* Entries drawn from a collection
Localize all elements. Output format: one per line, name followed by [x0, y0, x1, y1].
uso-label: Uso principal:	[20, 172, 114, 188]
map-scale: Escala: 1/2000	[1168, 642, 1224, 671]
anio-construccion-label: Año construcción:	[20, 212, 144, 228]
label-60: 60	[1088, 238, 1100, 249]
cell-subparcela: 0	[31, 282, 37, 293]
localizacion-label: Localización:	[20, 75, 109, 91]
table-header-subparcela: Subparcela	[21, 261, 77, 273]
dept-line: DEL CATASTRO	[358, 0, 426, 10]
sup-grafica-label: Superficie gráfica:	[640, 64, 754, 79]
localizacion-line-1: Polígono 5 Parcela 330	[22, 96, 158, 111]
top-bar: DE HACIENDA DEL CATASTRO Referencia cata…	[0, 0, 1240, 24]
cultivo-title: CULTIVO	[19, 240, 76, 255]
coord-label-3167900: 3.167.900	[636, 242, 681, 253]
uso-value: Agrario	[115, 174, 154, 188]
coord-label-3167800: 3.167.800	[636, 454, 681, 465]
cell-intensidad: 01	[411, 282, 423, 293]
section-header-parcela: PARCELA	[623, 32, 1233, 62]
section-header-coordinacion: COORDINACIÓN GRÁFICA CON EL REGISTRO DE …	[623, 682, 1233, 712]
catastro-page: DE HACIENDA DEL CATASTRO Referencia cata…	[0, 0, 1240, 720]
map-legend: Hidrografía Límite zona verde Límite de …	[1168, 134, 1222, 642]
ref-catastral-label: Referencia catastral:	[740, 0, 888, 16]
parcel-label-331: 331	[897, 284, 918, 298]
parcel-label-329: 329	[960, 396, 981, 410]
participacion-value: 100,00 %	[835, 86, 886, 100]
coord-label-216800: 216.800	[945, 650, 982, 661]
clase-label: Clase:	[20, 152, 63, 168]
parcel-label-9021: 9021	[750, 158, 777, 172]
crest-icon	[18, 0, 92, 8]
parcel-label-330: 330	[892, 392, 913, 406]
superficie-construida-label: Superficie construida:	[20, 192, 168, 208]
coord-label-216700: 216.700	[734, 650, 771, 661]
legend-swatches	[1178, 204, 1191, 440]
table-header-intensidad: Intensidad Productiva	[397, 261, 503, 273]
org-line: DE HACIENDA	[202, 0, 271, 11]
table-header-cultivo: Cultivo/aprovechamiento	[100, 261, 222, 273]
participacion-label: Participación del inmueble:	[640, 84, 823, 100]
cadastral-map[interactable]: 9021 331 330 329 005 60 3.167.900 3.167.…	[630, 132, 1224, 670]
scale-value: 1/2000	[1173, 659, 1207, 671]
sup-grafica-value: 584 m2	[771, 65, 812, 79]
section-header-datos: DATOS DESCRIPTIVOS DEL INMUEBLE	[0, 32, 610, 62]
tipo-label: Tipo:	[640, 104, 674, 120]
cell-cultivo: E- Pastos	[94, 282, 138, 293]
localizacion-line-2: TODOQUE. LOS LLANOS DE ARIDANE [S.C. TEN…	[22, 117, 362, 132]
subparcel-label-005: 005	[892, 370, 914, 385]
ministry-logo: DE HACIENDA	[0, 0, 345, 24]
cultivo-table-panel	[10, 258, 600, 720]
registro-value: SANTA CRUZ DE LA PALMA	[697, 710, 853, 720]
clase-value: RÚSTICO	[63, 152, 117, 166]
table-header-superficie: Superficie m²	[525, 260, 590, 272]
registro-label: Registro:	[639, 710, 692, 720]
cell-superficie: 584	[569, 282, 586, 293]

* STATED PROBLEM
Edit the items from the first line through the line that contains "454, 681, 465]", inclusive, changing "Agrario" to "Urbano" and leaving everything else as it is.

* OUTPUT BELOW
Localize all elements. Output format: one per line, name followed by [x0, y0, x1, y1].
uso-label: Uso principal:	[20, 172, 114, 188]
map-scale: Escala: 1/2000	[1168, 642, 1224, 671]
anio-construccion-label: Año construcción:	[20, 212, 144, 228]
label-60: 60	[1088, 238, 1100, 249]
cell-subparcela: 0	[31, 282, 37, 293]
localizacion-label: Localización:	[20, 75, 109, 91]
table-header-subparcela: Subparcela	[21, 261, 77, 273]
dept-line: DEL CATASTRO	[358, 0, 426, 10]
sup-grafica-label: Superficie gráfica:	[640, 64, 754, 79]
localizacion-line-1: Polígono 5 Parcela 330	[22, 96, 158, 111]
top-bar: DE HACIENDA DEL CATASTRO Referencia cata…	[0, 0, 1240, 24]
cultivo-title: CULTIVO	[19, 240, 76, 255]
coord-label-3167900: 3.167.900	[636, 242, 681, 253]
uso-value: Urbano	[115, 174, 154, 188]
coord-label-3167800: 3.167.800	[636, 454, 681, 465]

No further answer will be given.